== Problem details ==
Locate the string "status" in the records below. Copy every line where it occurs.

== Supplied data ==
******

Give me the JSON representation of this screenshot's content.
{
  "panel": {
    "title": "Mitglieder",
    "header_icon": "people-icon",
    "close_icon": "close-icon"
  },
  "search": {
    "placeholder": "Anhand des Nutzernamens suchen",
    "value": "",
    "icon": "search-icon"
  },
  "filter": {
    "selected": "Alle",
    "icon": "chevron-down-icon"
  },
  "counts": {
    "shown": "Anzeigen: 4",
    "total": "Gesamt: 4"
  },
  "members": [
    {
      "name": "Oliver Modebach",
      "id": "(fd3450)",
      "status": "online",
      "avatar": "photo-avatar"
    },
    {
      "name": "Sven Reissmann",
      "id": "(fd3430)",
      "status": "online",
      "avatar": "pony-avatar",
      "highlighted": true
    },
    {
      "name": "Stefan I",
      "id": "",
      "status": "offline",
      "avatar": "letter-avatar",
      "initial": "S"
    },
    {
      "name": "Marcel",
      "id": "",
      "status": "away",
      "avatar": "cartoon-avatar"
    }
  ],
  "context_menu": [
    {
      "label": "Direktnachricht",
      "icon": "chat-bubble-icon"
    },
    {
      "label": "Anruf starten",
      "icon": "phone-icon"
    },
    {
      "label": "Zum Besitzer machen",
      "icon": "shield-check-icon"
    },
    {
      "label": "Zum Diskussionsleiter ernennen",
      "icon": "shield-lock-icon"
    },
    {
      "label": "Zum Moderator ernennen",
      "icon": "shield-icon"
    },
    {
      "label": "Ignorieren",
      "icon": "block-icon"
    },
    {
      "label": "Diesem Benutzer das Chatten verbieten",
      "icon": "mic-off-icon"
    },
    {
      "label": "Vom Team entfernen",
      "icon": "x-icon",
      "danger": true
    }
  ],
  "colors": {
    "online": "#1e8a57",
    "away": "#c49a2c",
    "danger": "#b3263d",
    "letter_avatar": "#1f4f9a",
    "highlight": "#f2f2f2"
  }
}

******

== Exercise result ==
      "status": "online",
      "status": "online",
      "status": "offline",
      "status": "away",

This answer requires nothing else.